►

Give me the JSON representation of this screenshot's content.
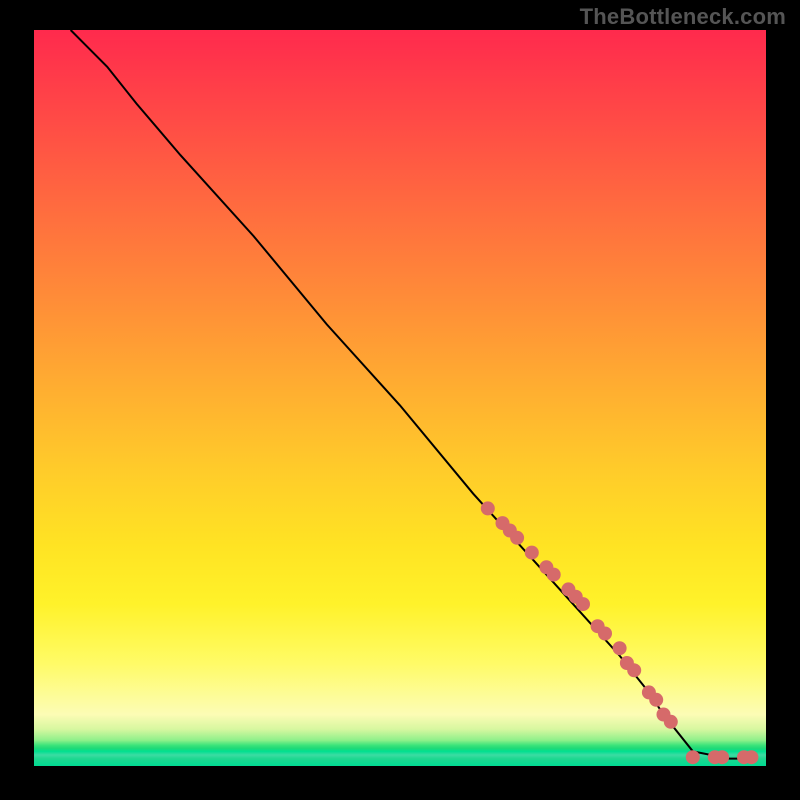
{
  "watermark": "TheBottleneck.com",
  "chart_data": {
    "type": "line",
    "title": "",
    "xlabel": "",
    "ylabel": "",
    "xlim": [
      0,
      100
    ],
    "ylim": [
      0,
      100
    ],
    "grid": false,
    "series": [
      {
        "name": "curve",
        "color": "#000000",
        "x": [
          5,
          7,
          10,
          14,
          20,
          30,
          40,
          50,
          60,
          70,
          80,
          84,
          86,
          90,
          95,
          98
        ],
        "y": [
          100,
          98,
          95,
          90,
          83,
          72,
          60,
          49,
          37,
          26,
          15,
          10,
          7,
          2,
          1,
          1
        ]
      }
    ],
    "points": {
      "name": "markers",
      "color": "#d66a6a",
      "x": [
        62,
        64,
        65,
        66,
        68,
        70,
        71,
        73,
        74,
        75,
        77,
        78,
        80,
        81,
        82,
        84,
        85,
        86,
        87,
        90,
        93,
        94,
        97,
        98
      ],
      "y": [
        35,
        33,
        32,
        31,
        29,
        27,
        26,
        24,
        23,
        22,
        19,
        18,
        16,
        14,
        13,
        10,
        9,
        7,
        6,
        1.2,
        1.2,
        1.2,
        1.2,
        1.2
      ]
    }
  }
}
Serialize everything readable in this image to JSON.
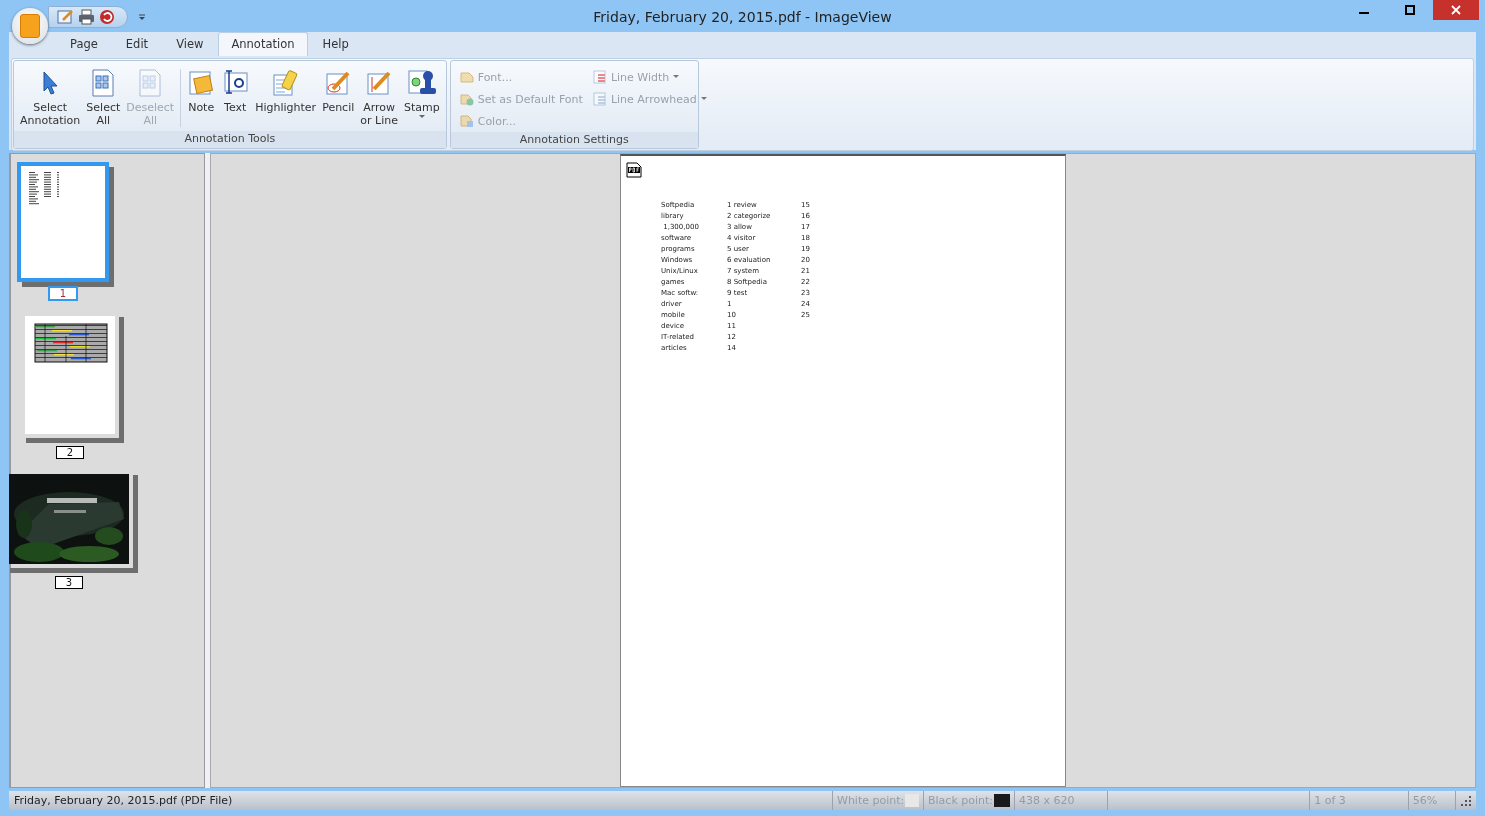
{
  "window": {
    "title": "Friday, February 20, 2015.pdf - ImageView"
  },
  "tabs": [
    {
      "label": "Page",
      "selected": false
    },
    {
      "label": "Edit",
      "selected": false
    },
    {
      "label": "View",
      "selected": false
    },
    {
      "label": "Annotation",
      "selected": true
    },
    {
      "label": "Help",
      "selected": false
    }
  ],
  "ribbon": {
    "groups": [
      {
        "title": "Annotation Tools",
        "buttons": [
          {
            "label": "Select\nAnnotation",
            "disabled": false
          },
          {
            "label": "Select\nAll",
            "disabled": false
          },
          {
            "label": "Deselect\nAll",
            "disabled": true
          },
          {
            "label": "Note",
            "disabled": false
          },
          {
            "label": "Text",
            "disabled": false
          },
          {
            "label": "Highlighter",
            "disabled": false
          },
          {
            "label": "Pencil",
            "disabled": false
          },
          {
            "label": "Arrow\nor Line",
            "disabled": false
          },
          {
            "label": "Stamp",
            "disabled": false,
            "dropdown": true
          }
        ]
      },
      {
        "title": "Annotation Settings",
        "items": [
          {
            "label": "Font...",
            "disabled": true
          },
          {
            "label": "Line Width",
            "disabled": true,
            "dropdown": true
          },
          {
            "label": "Set as Default Font",
            "disabled": true
          },
          {
            "label": "Line Arrowhead",
            "disabled": true,
            "dropdown": true
          },
          {
            "label": "Color...",
            "disabled": true
          }
        ]
      }
    ]
  },
  "thumbnails": [
    {
      "label": "1",
      "kind": "text",
      "selected": true
    },
    {
      "label": "2",
      "kind": "table",
      "selected": false
    },
    {
      "label": "3",
      "kind": "picture",
      "selected": false
    }
  ],
  "document": {
    "rows": [
      [
        "Softpedia",
        "1 review",
        "15"
      ],
      [
        "library",
        "2 categorize",
        "16"
      ],
      [
        " 1,300,000",
        "3 allow",
        "17"
      ],
      [
        "software",
        "4 visitor",
        "18"
      ],
      [
        "programs",
        "5 user",
        "19"
      ],
      [
        "Windows",
        "6 evaluation",
        "20"
      ],
      [
        "Unix/Linux",
        "7 system",
        "21"
      ],
      [
        "games",
        "8 Softpedia",
        "22"
      ],
      [
        "Mac softw:",
        "9 test",
        "23"
      ],
      [
        "driver",
        "1",
        "24"
      ],
      [
        "mobile",
        "10",
        "25"
      ],
      [
        "device",
        "11"
      ],
      [
        "IT-related",
        "12"
      ],
      [
        "articles",
        "14"
      ]
    ]
  },
  "status_bar": {
    "file": "Friday, February 20, 2015.pdf (PDF File)",
    "white_point": "White point:",
    "black_point": "Black point:",
    "size": "438 x 620",
    "page": "1 of 3",
    "zoom": "56%"
  }
}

◄

Requirement:
Exactly reproduce each record, leaving out any pictures.

The result:
Give me the JSON representation of this screenshot's content.
{
  "watermark": "TheBottleneck.com",
  "chart_data": {
    "type": "line",
    "title": "",
    "xlabel": "",
    "ylabel": "",
    "xlim": [
      0,
      100
    ],
    "ylim": [
      0,
      100
    ],
    "grid": false,
    "series": [
      {
        "name": "curve",
        "color": "#000000",
        "x": [
          5,
          7,
          10,
          14,
          20,
          30,
          40,
          50,
          60,
          70,
          80,
          84,
          86,
          90,
          95,
          98
        ],
        "y": [
          100,
          98,
          95,
          90,
          83,
          72,
          60,
          49,
          37,
          26,
          15,
          10,
          7,
          2,
          1,
          1
        ]
      }
    ],
    "points": {
      "name": "markers",
      "color": "#d66a6a",
      "x": [
        62,
        64,
        65,
        66,
        68,
        70,
        71,
        73,
        74,
        75,
        77,
        78,
        80,
        81,
        82,
        84,
        85,
        86,
        87,
        90,
        93,
        94,
        97,
        98
      ],
      "y": [
        35,
        33,
        32,
        31,
        29,
        27,
        26,
        24,
        23,
        22,
        19,
        18,
        16,
        14,
        13,
        10,
        9,
        7,
        6,
        1.2,
        1.2,
        1.2,
        1.2,
        1.2
      ]
    }
  }
}
Serialize everything readable in this image to JSON.
{
  "window": {
    "title": "Friday, February 20, 2015.pdf - ImageView"
  },
  "tabs": [
    {
      "label": "Page",
      "selected": false
    },
    {
      "label": "Edit",
      "selected": false
    },
    {
      "label": "View",
      "selected": false
    },
    {
      "label": "Annotation",
      "selected": true
    },
    {
      "label": "Help",
      "selected": false
    }
  ],
  "ribbon": {
    "groups": [
      {
        "title": "Annotation Tools",
        "buttons": [
          {
            "label": "Select\nAnnotation",
            "disabled": false
          },
          {
            "label": "Select\nAll",
            "disabled": false
          },
          {
            "label": "Deselect\nAll",
            "disabled": true
          },
          {
            "label": "Note",
            "disabled": false
          },
          {
            "label": "Text",
            "disabled": false
          },
          {
            "label": "Highlighter",
            "disabled": false
          },
          {
            "label": "Pencil",
            "disabled": false
          },
          {
            "label": "Arrow\nor Line",
            "disabled": false
          },
          {
            "label": "Stamp",
            "disabled": false,
            "dropdown": true
          }
        ]
      },
      {
        "title": "Annotation Settings",
        "items": [
          {
            "label": "Font...",
            "disabled": true
          },
          {
            "label": "Line Width",
            "disabled": true,
            "dropdown": true
          },
          {
            "label": "Set as Default Font",
            "disabled": true
          },
          {
            "label": "Line Arrowhead",
            "disabled": true,
            "dropdown": true
          },
          {
            "label": "Color...",
            "disabled": true
          }
        ]
      }
    ]
  },
  "thumbnails": [
    {
      "label": "1",
      "kind": "text",
      "selected": true
    },
    {
      "label": "2",
      "kind": "table",
      "selected": false
    },
    {
      "label": "3",
      "kind": "picture",
      "selected": false
    }
  ],
  "document": {
    "rows": [
      [
        "Softpedia",
        "1 review",
        "15"
      ],
      [
        "library",
        "2 categorize",
        "16"
      ],
      [
        " 1,300,000",
        "3 allow",
        "17"
      ],
      [
        "software",
        "4 visitor",
        "18"
      ],
      [
        "programs",
        "5 user",
        "19"
      ],
      [
        "Windows",
        "6 evaluation",
        "20"
      ],
      [
        "Unix/Linux",
        "7 system",
        "21"
      ],
      [
        "games",
        "8 Softpedia",
        "22"
      ],
      [
        "Mac softw:",
        "9 test",
        "23"
      ],
      [
        "driver",
        "1",
        "24"
      ],
      [
        "mobile",
        "10",
        "25"
      ],
      [
        "device",
        "11"
      ],
      [
        "IT-related",
        "12"
      ],
      [
        "articles",
        "14"
      ]
    ]
  },
  "status_bar": {
    "file": "Friday, February 20, 2015.pdf (PDF File)",
    "white_point": "White point:",
    "black_point": "Black point:",
    "size": "438 x 620",
    "page": "1 of 3",
    "zoom": "56%"
  }
}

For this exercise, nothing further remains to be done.